EXTRACTED RECORDS
(begin)

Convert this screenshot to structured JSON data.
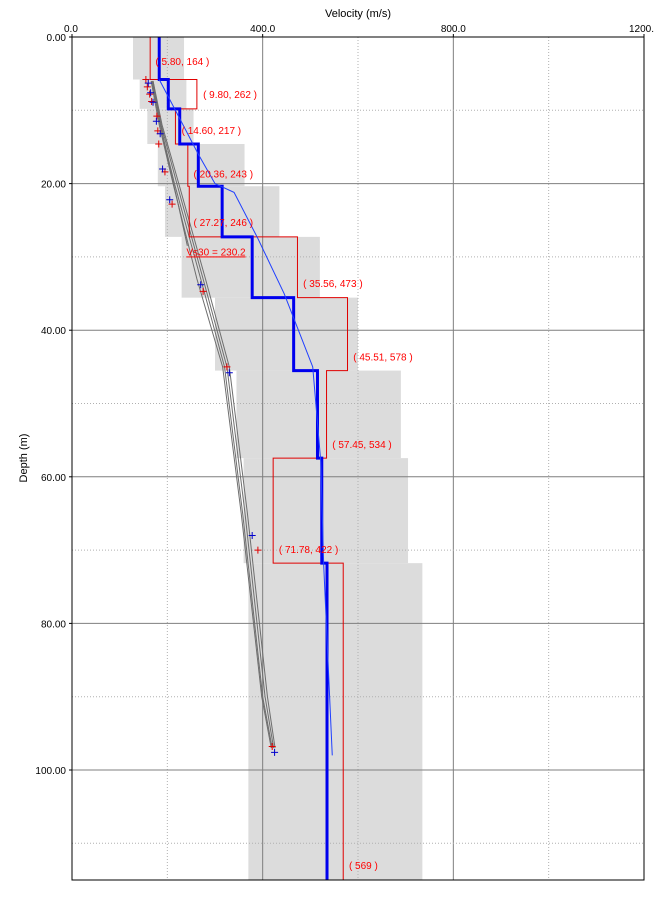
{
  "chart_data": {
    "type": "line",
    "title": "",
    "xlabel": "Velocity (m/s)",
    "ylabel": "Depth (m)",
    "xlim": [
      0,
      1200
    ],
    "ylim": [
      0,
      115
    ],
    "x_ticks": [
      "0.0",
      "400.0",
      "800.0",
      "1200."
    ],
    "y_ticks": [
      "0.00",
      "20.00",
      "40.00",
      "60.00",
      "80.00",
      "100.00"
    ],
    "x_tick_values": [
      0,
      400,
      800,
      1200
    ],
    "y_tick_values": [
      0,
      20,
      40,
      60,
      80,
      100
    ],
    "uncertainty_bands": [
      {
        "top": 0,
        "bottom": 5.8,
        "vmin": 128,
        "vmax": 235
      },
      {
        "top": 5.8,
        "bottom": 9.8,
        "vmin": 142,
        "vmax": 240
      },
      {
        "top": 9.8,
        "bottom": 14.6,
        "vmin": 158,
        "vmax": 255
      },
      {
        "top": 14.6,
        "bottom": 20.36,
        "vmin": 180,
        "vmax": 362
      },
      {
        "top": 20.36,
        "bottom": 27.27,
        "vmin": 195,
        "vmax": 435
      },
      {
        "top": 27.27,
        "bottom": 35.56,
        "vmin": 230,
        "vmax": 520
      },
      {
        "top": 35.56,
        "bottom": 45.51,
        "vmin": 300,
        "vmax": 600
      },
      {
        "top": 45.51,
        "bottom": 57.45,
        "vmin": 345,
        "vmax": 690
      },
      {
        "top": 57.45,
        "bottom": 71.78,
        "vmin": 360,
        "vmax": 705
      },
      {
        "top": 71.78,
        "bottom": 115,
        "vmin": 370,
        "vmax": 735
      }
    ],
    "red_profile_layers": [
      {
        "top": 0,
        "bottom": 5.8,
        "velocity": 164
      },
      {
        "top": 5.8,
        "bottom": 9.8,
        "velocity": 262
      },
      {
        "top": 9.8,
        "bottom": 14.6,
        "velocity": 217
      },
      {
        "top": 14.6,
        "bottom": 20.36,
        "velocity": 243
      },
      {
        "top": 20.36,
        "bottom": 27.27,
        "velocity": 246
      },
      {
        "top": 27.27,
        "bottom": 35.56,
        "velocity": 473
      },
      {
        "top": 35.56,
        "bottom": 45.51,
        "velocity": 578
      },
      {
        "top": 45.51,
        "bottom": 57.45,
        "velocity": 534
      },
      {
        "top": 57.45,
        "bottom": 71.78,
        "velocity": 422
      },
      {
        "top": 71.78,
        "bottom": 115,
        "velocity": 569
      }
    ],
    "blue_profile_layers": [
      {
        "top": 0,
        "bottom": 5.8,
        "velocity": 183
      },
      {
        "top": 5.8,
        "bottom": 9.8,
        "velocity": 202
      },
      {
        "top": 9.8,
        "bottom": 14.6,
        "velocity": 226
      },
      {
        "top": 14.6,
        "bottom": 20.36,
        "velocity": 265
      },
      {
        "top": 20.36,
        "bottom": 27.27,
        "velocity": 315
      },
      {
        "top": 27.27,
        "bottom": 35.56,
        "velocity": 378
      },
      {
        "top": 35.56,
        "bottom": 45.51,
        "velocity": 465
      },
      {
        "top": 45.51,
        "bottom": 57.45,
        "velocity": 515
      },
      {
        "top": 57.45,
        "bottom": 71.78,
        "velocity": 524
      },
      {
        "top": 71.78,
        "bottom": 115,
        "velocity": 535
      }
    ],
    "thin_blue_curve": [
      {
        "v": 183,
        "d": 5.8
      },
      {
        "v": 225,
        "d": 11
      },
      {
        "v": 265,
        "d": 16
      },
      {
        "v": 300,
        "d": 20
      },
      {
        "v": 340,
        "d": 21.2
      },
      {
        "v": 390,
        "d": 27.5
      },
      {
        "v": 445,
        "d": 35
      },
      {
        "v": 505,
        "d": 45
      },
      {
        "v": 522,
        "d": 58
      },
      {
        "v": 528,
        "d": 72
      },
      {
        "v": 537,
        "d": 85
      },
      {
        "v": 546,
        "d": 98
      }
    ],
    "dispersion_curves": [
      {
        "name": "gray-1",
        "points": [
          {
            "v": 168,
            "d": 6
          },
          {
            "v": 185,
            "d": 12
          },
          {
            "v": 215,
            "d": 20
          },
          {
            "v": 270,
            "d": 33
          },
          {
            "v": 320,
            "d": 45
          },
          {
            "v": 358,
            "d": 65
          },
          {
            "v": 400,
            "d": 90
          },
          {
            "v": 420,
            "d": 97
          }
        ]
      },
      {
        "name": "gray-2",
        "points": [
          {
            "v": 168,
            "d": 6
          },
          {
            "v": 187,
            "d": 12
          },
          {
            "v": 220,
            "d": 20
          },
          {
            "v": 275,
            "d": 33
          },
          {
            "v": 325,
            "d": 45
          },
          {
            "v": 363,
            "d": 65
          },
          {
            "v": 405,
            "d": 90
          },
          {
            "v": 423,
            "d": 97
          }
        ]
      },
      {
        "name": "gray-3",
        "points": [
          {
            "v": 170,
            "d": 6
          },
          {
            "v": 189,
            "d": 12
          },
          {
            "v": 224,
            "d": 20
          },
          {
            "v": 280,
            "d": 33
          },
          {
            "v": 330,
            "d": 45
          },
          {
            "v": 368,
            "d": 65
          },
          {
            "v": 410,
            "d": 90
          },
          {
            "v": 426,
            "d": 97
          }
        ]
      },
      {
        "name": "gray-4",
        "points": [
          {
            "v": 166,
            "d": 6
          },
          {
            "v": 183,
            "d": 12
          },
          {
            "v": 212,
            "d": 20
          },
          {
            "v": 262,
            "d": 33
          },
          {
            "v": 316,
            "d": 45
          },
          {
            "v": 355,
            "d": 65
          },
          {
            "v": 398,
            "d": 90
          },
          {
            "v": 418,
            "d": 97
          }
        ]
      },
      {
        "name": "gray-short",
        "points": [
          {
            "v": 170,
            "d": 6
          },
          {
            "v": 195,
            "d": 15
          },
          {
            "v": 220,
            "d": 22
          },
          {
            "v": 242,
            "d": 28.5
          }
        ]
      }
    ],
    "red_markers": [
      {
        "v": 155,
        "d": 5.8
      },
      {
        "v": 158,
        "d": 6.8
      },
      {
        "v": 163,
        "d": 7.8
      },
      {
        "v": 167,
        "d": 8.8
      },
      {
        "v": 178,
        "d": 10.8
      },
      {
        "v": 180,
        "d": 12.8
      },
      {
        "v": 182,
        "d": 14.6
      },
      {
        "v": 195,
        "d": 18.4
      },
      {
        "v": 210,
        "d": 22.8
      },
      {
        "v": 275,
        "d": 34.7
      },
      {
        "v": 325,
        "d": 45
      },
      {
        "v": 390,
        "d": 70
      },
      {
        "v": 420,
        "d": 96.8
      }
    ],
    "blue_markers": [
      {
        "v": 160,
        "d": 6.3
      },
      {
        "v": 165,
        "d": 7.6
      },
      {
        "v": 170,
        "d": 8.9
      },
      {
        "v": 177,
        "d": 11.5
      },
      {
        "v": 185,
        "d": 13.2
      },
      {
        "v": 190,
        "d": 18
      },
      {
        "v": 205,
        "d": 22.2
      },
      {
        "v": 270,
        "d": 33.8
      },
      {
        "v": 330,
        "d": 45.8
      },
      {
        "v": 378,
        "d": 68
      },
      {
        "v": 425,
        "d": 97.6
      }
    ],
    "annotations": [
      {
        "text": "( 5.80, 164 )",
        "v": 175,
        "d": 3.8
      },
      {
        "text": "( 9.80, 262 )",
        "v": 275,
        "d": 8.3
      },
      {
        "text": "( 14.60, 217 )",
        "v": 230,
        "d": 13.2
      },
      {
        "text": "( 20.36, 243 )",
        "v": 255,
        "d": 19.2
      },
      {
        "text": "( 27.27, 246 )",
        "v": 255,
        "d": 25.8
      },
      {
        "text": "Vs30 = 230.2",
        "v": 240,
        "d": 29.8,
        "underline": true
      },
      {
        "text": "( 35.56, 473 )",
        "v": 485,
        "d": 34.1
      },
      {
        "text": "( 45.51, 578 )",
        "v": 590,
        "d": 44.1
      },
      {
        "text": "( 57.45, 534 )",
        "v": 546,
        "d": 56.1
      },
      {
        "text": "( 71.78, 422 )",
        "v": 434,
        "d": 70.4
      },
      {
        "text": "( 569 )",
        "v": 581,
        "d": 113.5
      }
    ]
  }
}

(end)
(begin)

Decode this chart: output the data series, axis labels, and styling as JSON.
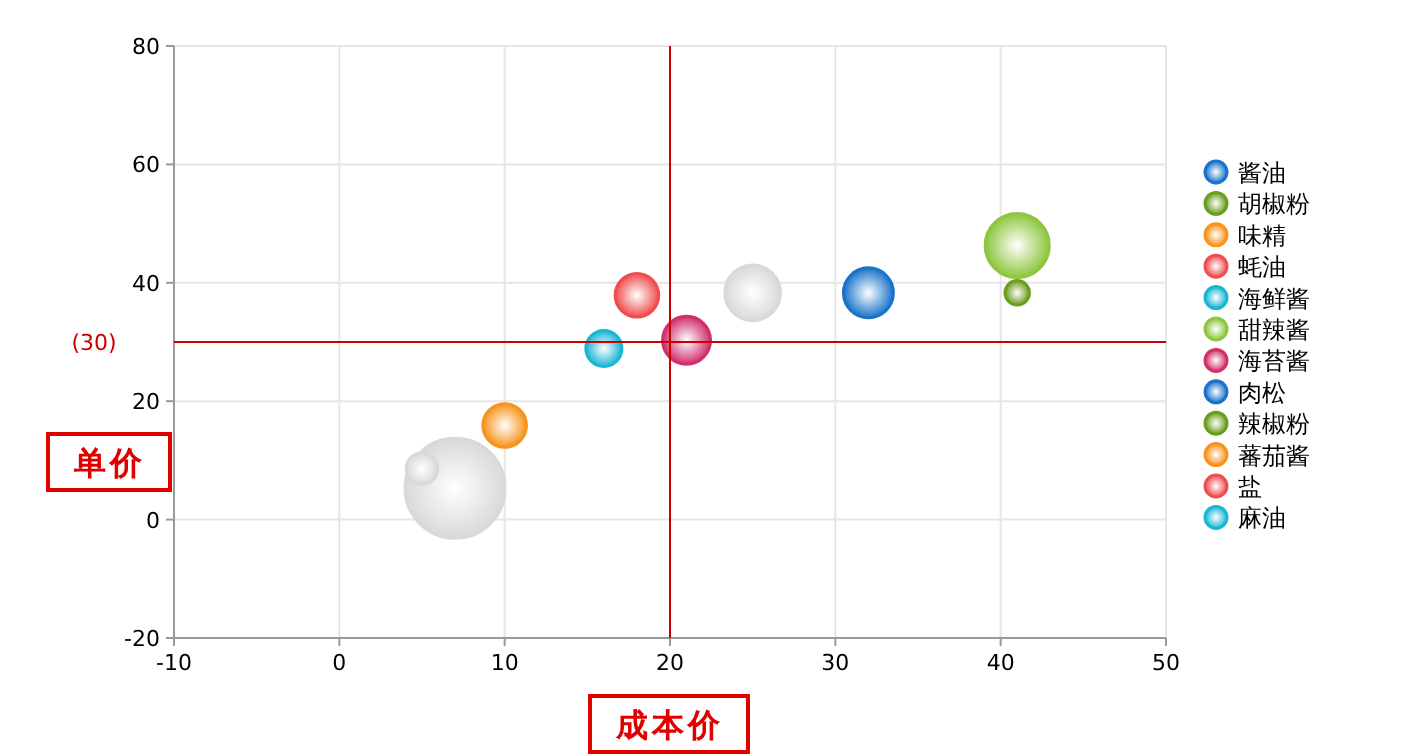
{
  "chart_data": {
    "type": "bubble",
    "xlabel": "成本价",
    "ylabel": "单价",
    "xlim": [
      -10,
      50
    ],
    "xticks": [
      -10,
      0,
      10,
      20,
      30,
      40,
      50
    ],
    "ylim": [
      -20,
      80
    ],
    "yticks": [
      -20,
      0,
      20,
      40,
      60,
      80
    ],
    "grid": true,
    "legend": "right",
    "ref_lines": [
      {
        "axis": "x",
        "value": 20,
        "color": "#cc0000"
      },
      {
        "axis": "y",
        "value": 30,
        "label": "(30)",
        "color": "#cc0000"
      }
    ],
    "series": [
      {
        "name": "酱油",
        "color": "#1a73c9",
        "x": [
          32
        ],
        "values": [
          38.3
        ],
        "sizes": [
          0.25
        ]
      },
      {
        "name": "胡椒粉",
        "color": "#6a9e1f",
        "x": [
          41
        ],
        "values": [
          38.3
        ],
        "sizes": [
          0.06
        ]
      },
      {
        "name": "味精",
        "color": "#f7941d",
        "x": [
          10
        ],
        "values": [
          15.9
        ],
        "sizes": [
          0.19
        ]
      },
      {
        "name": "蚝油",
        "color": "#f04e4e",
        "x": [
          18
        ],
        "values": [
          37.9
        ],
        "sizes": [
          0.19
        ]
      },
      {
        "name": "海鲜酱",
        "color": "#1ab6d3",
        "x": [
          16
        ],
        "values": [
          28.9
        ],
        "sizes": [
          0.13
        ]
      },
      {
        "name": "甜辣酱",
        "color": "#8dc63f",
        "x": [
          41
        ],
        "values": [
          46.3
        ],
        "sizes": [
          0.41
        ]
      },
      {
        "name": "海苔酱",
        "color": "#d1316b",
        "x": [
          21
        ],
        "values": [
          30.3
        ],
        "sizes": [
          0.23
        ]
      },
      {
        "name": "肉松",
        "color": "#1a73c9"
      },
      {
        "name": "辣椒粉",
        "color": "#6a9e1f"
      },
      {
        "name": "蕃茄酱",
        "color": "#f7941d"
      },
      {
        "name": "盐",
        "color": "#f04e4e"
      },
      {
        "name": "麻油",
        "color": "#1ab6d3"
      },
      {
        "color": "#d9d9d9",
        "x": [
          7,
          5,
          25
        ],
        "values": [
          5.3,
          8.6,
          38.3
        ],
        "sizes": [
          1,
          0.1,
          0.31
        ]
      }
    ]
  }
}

(end)

TASK PROMPT
Your answer should be a single number: the count of lines containing the word "axis".

WRITTEN RESPONSE
3